EXTRAIT DU TEXTE:
--------------------------------------------------
Tout a commencé autour de 10h30 - 11 heures ce matin, heure à laquelle rendez-vous était donné en bas de la Canebière, pour un départ en manifestation. Et ce qui ressemblait au départ à ce qui aurait pu être un triste cortège (de la Canebière à la Préf’, ça fait pas bézef - même si ça rime) s’est vite transformé en une manifestation sauvage, joyeuse et déterminée.
Vers 11 heures, une centaine de personnes réunies derrière une banderole ’Jeunes 13 énervés’, composé de lycéen-ne-s, d’étudiant-e-s, de précaires, de moins jeunes aussi, prend la tête de la manifestation officielle dès le départ, sans trop attendre l’accord du SO de la CGT (qui semble-t-il voulait la jouer profil bas après avoir gazé des lycéen-ne-s lors de la manif’ du 31 mars). Celui-ci a d’ailleurs laissé faire, bien content de nous laisser partir devant et advienne que pourra.
--------------------------------------------------
DONNÉES FOURNIES:
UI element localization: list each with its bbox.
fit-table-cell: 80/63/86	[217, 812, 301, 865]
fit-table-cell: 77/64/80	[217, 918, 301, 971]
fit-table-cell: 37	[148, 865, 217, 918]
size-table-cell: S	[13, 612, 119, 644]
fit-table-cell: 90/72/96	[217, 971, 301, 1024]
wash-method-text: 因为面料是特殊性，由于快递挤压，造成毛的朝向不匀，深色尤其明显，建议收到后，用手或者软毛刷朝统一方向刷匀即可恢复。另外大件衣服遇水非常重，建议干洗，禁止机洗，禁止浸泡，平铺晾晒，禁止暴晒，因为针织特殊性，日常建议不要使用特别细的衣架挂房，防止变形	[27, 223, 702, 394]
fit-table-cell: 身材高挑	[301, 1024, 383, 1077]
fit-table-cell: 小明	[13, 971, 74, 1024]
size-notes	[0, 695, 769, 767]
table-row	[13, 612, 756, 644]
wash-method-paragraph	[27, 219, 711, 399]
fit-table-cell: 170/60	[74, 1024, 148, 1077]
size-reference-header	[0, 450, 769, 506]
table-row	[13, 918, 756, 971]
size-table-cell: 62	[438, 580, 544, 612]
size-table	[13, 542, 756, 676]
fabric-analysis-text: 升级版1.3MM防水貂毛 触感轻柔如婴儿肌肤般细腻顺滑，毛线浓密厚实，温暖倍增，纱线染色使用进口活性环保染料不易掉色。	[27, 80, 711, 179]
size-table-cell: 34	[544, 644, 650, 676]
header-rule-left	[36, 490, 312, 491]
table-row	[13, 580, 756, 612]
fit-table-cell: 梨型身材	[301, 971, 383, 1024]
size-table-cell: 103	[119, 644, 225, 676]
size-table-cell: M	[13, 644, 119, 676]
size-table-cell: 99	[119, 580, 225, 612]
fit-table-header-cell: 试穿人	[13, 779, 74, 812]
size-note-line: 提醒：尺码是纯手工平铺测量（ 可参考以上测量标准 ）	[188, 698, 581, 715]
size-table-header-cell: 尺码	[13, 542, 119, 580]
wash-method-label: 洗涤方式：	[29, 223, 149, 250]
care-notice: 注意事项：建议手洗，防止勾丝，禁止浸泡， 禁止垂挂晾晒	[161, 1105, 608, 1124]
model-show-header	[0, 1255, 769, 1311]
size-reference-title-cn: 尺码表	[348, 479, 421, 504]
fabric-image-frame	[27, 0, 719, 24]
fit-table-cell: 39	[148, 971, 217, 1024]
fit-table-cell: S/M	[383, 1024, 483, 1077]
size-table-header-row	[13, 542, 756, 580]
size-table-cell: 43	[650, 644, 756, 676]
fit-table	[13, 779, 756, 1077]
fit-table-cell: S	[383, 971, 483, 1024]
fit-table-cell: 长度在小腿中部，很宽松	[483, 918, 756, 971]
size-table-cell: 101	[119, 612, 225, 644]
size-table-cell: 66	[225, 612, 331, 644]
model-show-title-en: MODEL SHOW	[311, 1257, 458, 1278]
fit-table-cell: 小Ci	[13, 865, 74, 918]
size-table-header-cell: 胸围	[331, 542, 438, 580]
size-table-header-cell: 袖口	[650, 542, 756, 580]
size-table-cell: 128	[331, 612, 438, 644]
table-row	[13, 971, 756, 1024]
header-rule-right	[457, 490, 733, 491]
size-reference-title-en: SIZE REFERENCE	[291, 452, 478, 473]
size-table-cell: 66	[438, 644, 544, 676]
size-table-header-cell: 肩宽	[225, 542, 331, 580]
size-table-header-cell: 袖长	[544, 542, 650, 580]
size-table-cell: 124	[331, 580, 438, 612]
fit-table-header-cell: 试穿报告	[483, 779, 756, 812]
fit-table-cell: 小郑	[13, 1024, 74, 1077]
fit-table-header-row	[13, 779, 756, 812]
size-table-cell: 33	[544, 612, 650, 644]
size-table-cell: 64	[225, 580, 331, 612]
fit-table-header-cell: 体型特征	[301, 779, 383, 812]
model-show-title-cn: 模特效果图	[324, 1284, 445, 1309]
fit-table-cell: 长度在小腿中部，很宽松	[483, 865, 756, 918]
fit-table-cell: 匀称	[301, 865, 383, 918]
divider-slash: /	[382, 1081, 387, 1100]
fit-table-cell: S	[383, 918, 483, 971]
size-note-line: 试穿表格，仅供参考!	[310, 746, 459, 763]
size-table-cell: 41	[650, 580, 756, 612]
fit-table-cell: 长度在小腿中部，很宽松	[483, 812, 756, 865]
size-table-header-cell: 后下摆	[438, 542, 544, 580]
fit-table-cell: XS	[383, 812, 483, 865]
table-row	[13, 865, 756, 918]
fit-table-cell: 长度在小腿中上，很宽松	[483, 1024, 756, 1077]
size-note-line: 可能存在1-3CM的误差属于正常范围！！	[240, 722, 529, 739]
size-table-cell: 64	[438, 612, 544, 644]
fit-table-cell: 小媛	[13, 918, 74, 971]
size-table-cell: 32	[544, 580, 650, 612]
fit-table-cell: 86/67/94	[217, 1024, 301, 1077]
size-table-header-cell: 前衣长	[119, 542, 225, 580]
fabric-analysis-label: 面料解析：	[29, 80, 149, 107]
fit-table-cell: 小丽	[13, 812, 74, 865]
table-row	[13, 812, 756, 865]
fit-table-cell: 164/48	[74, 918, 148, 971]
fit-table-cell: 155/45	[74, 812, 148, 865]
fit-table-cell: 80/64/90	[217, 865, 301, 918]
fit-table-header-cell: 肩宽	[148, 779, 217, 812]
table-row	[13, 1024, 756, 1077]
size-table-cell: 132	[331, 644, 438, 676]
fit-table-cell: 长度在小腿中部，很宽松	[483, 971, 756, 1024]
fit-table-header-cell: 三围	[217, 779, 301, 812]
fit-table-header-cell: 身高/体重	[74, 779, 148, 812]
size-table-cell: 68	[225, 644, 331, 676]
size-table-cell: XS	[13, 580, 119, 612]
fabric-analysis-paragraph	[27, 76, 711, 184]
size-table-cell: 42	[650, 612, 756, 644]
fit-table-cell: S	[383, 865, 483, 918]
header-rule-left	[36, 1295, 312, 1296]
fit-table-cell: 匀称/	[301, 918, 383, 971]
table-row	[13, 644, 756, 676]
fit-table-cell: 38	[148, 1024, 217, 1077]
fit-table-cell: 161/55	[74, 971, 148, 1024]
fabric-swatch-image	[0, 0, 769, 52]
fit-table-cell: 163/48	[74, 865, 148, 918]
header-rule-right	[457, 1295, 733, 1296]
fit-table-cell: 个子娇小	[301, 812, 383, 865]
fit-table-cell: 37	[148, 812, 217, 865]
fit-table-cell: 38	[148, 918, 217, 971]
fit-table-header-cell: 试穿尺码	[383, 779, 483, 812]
--------------------------------------------------
CONSIGNE 1: Dans l'extrait, quels mots sont inscrits sur la banderole derrière laquelle se réunit la centaine de personnes ?
CONSIGNE 2: Recopiez sans rien changer tout le passage de l'extrait, de « Tout a commencé » jusqu'à « joyeuse et déterminée. ».
CONSIGNE 3: D'après l'extrait, pourquoi le SO de la CGT n'a-t-il pas empêché le groupe de prendre la tête de la manifestation ?

RÉPONSE COMPLÈTE 1: « Jeunes 13 énervés »

RÉPONSE COMPLÈTE 2:
Tout a commencé autour de 10h30 - 11 heures ce matin, heure à laquelle rendez-vous était donné en bas de la Canebière, pour un départ en manifestation. Et ce qui ressemblait au départ à ce qui aurait pu être un triste cortège (de la Canebière à la Préf’, ça fait pas bézef - même si ça rime) s’est vite transformé en une manifestation sauvage, joyeuse et déterminée.

RÉPONSE COMPLÈTE 3: Le SO de la CGT semblait vouloir se faire discret après avoir gazé des lycéen-ne-s lors de la manif' du 31 mars. Il a donc laissé faire, bien content de laisser le groupe partir devant.